__Texto de referencia__.
|---|

Yo estaba entrando en la adolescencia y él tenía 4 años más
por lo que ya cursaba estudios
secundarios, así que lo veía como a un adulto. Éramos vecinos. En mi casa siempre había bullicio
porque con mis 3 hermanos solíamos
discutir o reír a menudo. Él, hijo
único, mimado, solía venir a casa a buscar a mi hermano varón o compartir un
juego de brisca con la familia. A veces lo escuchaba tocar el piano y cantar,
practicando lecciones de solfeo, pues
integraba un coro juvenil. Otras veces me hacía reír con sus dotes
actorales, como cuando personificaba a Miguel Strogoff, que pese a recibir l00
disparos era capaz de cumplir su misión y entregar el correo al zar. Se especializaba en imitar personajes de libros
de aventuras o películas de acción. Esa era su mayor virtud: la facilidad con
que me arrancaba una sonrisa. Lo admiraba
por su innata simpatía, con la cual era imposible permanecer
impasible o estar triste.Durante un par de años se repitieron sus visitas a casa,
pero un día se mudó de barrio y así se cortó el contacto con mi primer amor
platónico. Recuerdo un día en que estábamos en la escalera y él me
dio un beso en la mejilla que me hizo ruborizar.

|---|

__Datos proporcionados__.
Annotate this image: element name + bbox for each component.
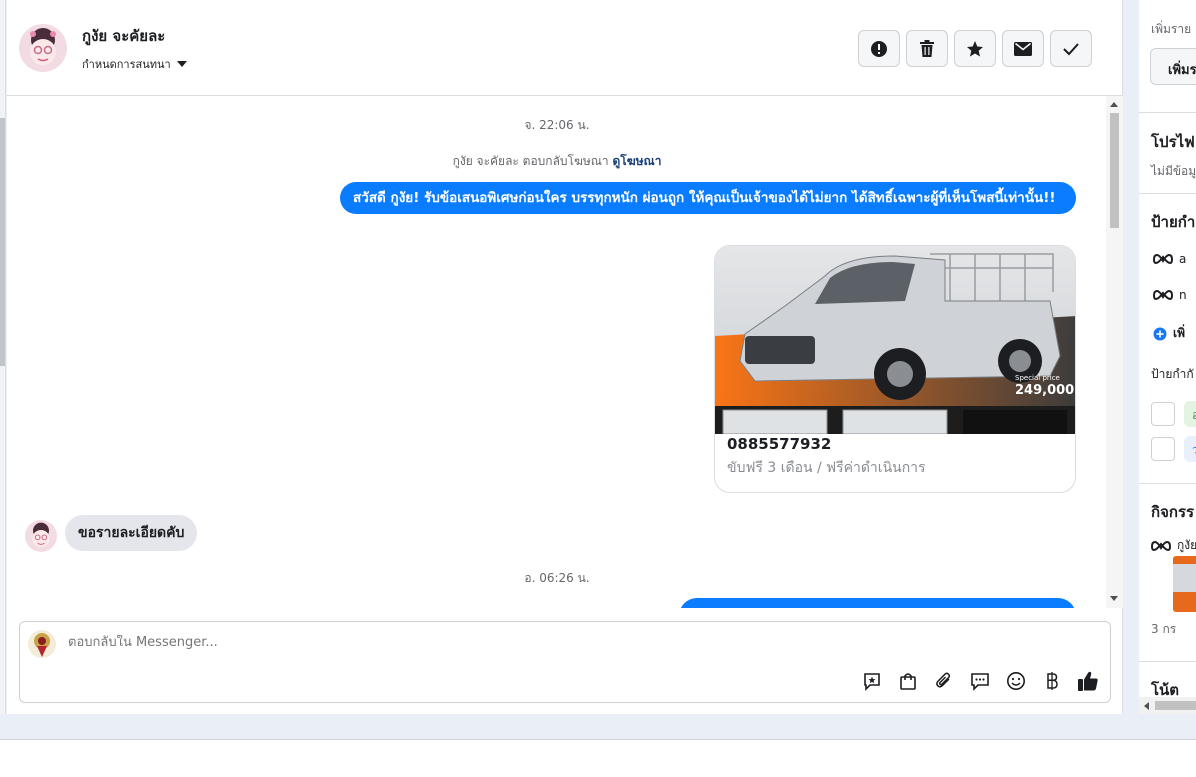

|---|

__Tareas del ejercicio__.
• A. Según el relato sobre el vecino, ¿cuántos años más que quien narra tenía él?
• B. Enumera todas las actividades musicales del vecino que se mencionan en el relato sobre el vecino.
• C. Escribe una continuación del relato sobre el vecino que empiece después de su última oración.

__Respuestas__.
• A. Tenía 4 años más.

• B. Tocar el piano, cantar, practicar lecciones de solfeo e integrar un coro juvenil.

• C.
Pasó muchísimo tiempo sin vernos, pero un encargo de mi
hermano propició el reencuentro. Estaba igual, como si el tiempo se hubiera
congelado: la misma carita delgada, los ademanes nerviosos de sus manos y su
alegría permanente. Nos contamos las historias vividas en una década desde que nos
separamos y él confesó que yo le gustaba cuando jugábamos a las cartas, Fue el mejor piropo que recibí
en mi vida, porque él también me gustaba, pero por timidez lo guardé en
silencio.
Después las circunstancias nos volvieron a separar, pero el sabor dulce de su recuerdo me
acompaña hasta el día de hoy.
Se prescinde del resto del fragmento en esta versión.